AIM
Scan the entries below. List each line with "Frequency".

Stored entries:
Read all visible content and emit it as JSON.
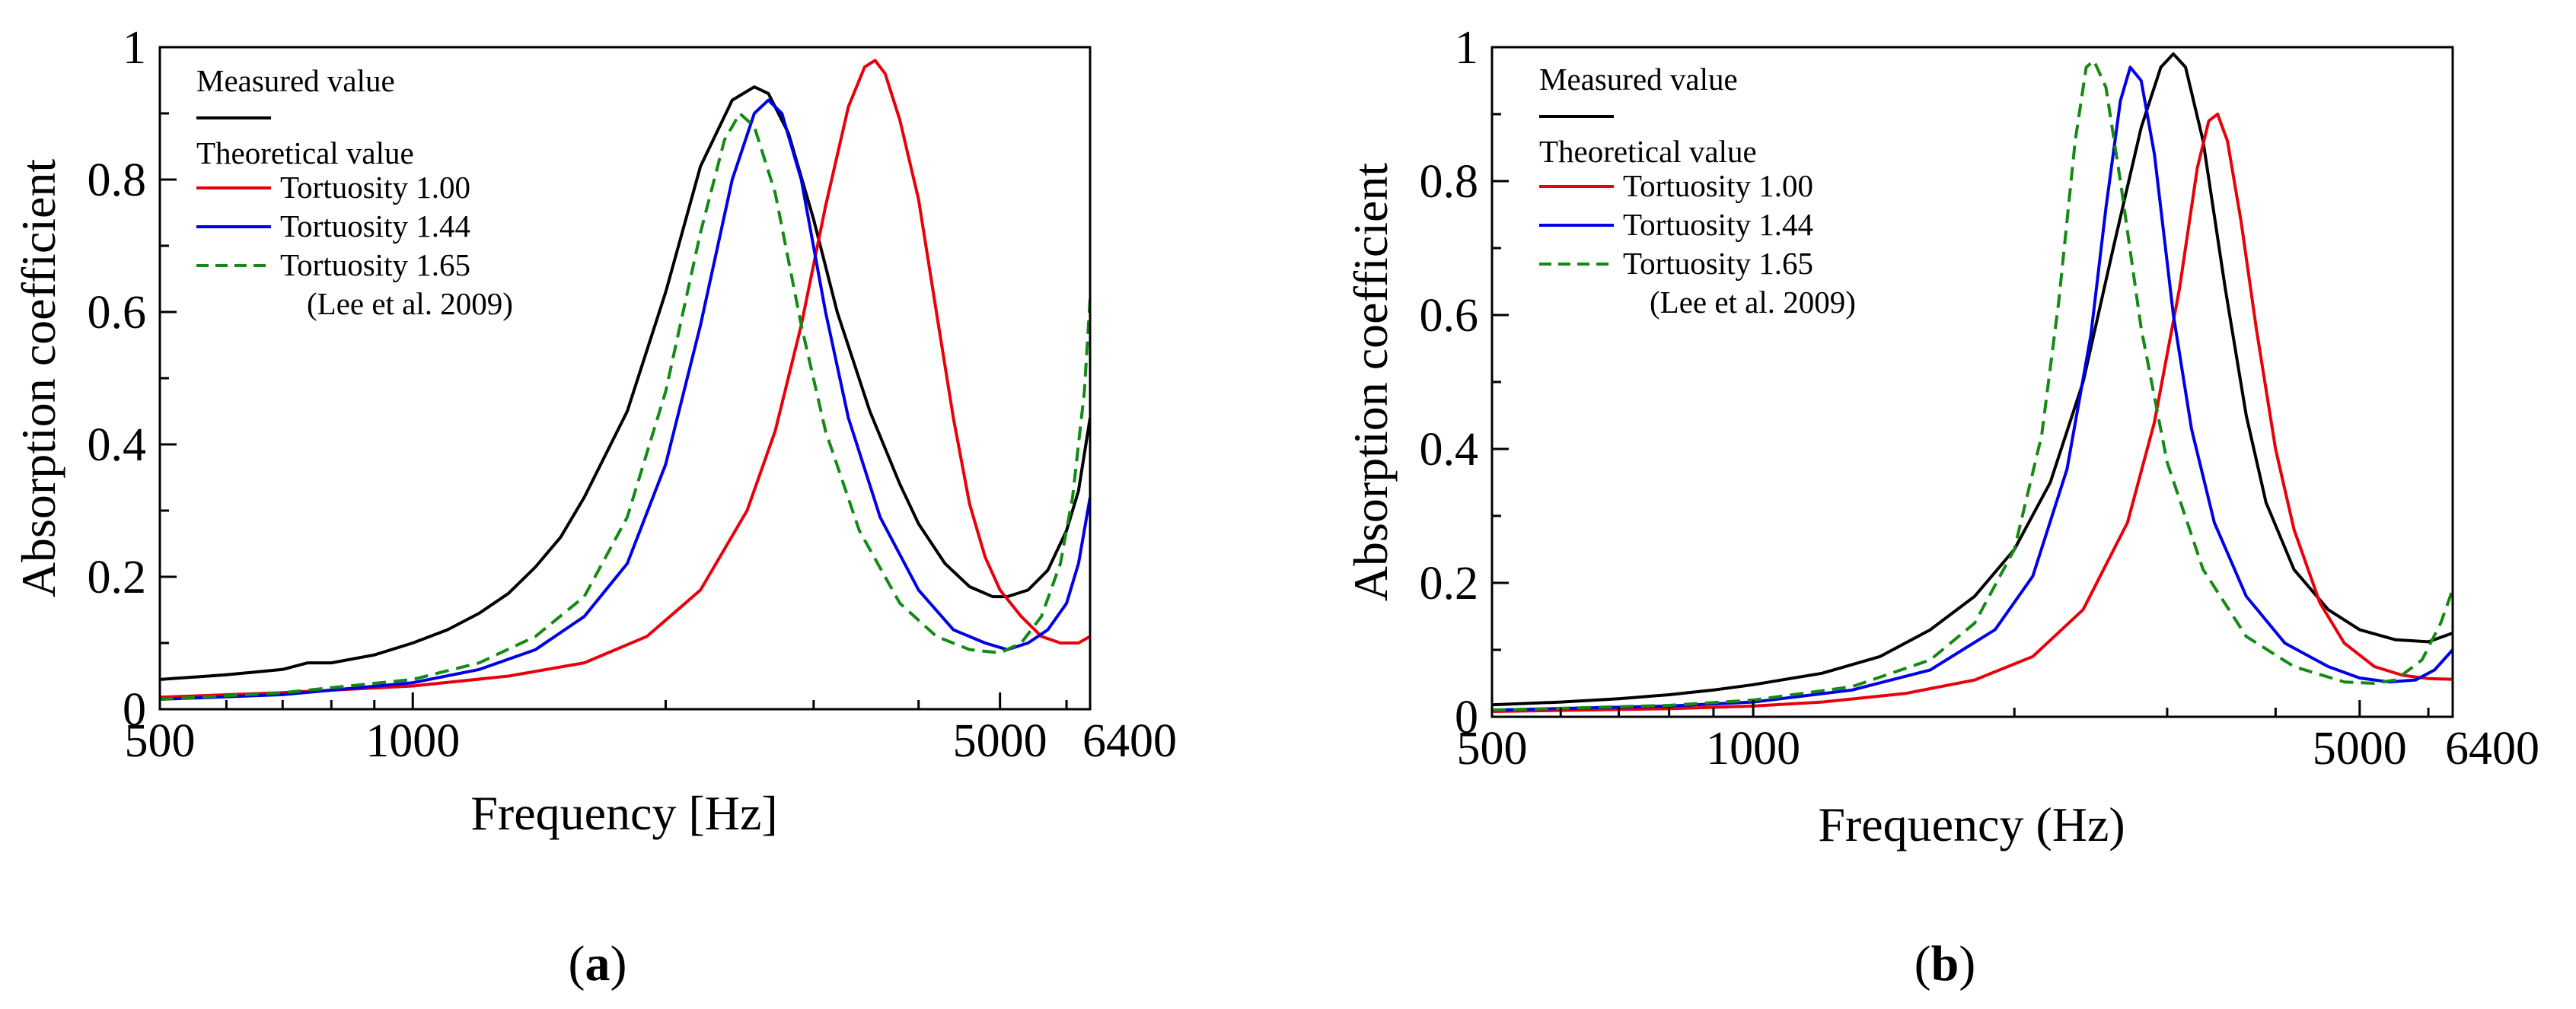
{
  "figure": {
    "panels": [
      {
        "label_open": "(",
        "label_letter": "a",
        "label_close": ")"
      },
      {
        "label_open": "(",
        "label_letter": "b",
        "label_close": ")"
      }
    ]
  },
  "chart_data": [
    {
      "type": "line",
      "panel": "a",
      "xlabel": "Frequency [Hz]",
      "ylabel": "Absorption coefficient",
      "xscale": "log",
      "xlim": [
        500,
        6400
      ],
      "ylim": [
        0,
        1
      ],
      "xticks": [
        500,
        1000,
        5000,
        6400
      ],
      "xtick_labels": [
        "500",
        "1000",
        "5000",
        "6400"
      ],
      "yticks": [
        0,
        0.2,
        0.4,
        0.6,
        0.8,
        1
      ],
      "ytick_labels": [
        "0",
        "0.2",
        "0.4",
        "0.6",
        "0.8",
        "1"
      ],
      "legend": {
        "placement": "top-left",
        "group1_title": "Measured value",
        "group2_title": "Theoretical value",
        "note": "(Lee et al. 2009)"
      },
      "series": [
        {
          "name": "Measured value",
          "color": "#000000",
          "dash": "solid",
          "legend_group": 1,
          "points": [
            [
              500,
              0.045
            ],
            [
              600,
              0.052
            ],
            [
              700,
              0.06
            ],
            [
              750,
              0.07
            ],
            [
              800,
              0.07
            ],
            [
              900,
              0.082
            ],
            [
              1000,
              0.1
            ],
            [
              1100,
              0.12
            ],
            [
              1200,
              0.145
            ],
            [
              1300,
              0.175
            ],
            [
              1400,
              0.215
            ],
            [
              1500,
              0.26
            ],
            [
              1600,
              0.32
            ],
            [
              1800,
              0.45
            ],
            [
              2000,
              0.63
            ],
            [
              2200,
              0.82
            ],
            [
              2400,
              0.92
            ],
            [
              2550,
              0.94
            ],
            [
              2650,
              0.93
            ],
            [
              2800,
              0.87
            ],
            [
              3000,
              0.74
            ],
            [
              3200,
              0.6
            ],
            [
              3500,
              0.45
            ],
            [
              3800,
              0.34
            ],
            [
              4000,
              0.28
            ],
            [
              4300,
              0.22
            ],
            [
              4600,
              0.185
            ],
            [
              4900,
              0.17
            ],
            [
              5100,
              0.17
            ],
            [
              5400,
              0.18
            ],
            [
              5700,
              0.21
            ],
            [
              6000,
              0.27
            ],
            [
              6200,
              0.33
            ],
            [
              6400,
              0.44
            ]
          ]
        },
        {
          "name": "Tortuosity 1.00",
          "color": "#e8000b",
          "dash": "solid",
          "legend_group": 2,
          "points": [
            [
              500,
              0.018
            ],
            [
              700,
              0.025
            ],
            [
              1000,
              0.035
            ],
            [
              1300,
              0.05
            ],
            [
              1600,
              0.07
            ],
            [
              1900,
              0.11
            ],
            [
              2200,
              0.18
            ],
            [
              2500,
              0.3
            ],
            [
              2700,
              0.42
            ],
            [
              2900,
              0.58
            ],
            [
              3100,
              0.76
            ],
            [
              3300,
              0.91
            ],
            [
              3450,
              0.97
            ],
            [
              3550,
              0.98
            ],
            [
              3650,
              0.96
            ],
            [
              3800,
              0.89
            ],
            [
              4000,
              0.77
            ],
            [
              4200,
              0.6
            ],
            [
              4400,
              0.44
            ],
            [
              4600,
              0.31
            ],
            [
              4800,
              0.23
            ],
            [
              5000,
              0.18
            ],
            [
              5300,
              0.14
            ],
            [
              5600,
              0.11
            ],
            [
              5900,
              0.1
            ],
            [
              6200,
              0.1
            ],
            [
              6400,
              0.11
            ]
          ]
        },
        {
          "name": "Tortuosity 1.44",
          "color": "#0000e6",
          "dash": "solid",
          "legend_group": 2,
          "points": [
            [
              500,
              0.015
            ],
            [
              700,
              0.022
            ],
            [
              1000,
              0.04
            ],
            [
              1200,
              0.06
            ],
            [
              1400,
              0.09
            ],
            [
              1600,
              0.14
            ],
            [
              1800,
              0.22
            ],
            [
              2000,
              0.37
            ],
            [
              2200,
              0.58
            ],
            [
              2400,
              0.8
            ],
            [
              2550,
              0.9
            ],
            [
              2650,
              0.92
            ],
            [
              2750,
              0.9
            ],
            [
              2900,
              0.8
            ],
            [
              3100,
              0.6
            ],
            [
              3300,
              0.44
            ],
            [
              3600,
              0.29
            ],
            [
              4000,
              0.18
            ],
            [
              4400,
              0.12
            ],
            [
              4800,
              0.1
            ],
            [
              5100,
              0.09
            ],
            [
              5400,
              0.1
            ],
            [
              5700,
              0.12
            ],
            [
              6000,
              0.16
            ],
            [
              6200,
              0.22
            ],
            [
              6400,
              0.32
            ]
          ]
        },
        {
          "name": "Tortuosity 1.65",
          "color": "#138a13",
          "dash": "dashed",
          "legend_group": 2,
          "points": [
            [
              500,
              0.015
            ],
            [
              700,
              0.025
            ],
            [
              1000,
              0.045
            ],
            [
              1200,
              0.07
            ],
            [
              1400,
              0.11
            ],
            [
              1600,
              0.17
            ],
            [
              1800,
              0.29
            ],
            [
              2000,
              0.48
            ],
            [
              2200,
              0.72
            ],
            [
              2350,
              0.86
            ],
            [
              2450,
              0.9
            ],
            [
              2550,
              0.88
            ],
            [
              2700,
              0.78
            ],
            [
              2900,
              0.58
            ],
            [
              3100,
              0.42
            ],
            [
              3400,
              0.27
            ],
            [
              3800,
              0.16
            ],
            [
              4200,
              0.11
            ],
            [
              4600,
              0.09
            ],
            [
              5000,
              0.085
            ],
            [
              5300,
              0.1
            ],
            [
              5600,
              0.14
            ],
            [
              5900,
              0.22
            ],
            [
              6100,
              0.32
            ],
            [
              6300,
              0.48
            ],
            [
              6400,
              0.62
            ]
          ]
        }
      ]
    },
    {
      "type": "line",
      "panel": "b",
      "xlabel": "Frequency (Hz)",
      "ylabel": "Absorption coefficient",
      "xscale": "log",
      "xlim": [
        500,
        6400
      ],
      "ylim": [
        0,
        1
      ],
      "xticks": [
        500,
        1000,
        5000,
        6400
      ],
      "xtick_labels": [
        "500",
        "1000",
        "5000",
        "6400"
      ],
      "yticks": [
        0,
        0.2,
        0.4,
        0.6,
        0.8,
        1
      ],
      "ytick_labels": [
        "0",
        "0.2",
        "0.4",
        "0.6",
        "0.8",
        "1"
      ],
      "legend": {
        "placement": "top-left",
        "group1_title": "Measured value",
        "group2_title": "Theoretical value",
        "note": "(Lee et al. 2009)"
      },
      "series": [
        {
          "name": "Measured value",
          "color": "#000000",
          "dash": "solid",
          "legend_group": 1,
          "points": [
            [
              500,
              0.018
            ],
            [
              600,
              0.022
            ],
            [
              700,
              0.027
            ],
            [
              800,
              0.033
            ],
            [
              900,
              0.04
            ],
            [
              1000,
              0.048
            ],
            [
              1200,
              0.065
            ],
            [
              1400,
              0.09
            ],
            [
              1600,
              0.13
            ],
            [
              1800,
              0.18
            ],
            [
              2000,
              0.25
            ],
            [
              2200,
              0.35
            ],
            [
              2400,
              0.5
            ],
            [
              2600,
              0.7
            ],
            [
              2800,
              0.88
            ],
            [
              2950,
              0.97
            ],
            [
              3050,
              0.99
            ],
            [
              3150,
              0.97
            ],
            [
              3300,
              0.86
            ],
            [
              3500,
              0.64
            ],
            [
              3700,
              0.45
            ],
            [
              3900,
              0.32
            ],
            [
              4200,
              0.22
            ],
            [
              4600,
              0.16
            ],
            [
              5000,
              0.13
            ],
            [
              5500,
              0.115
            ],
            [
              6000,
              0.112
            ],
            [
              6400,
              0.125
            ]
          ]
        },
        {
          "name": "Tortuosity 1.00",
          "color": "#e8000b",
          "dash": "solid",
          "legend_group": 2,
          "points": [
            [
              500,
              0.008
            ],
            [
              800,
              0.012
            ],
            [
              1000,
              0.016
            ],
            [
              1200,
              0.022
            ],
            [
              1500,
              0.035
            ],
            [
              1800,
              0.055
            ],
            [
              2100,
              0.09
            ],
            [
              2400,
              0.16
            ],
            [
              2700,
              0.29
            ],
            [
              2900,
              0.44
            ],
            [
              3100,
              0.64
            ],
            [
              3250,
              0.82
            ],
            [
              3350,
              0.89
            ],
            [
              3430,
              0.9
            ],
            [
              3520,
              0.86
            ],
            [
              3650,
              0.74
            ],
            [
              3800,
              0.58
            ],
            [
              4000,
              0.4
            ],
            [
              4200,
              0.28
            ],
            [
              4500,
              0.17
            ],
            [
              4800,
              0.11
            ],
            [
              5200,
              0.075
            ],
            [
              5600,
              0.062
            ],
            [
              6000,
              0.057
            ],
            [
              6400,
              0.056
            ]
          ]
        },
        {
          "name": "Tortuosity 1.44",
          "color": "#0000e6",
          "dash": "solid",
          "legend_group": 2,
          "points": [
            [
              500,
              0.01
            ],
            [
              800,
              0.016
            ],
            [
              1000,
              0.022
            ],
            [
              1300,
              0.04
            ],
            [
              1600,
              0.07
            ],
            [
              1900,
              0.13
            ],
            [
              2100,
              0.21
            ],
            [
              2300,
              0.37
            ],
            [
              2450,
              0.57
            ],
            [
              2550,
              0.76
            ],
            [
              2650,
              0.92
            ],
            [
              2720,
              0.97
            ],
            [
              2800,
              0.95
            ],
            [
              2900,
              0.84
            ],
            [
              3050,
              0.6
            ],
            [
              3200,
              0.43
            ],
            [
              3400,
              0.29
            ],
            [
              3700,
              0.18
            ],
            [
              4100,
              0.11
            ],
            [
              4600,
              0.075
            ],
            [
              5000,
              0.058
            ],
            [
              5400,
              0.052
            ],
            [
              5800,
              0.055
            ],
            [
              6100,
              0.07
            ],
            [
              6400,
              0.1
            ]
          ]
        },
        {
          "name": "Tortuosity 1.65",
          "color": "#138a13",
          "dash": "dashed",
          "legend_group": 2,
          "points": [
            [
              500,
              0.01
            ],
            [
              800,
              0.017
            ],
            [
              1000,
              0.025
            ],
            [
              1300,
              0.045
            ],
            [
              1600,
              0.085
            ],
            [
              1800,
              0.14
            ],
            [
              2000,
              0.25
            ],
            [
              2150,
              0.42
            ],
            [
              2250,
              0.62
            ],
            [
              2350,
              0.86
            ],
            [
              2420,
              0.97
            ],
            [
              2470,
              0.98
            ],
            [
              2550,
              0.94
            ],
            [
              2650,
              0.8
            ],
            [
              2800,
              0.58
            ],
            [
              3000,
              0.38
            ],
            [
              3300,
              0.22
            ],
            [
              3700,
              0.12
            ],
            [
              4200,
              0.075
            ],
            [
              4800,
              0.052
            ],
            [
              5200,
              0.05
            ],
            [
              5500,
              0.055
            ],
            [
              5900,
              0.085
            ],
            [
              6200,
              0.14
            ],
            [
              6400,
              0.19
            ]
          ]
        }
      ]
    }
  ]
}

RESPONSE BELOW
      "xlabel": "Frequency [Hz]",
      "xlabel": "Frequency (Hz)",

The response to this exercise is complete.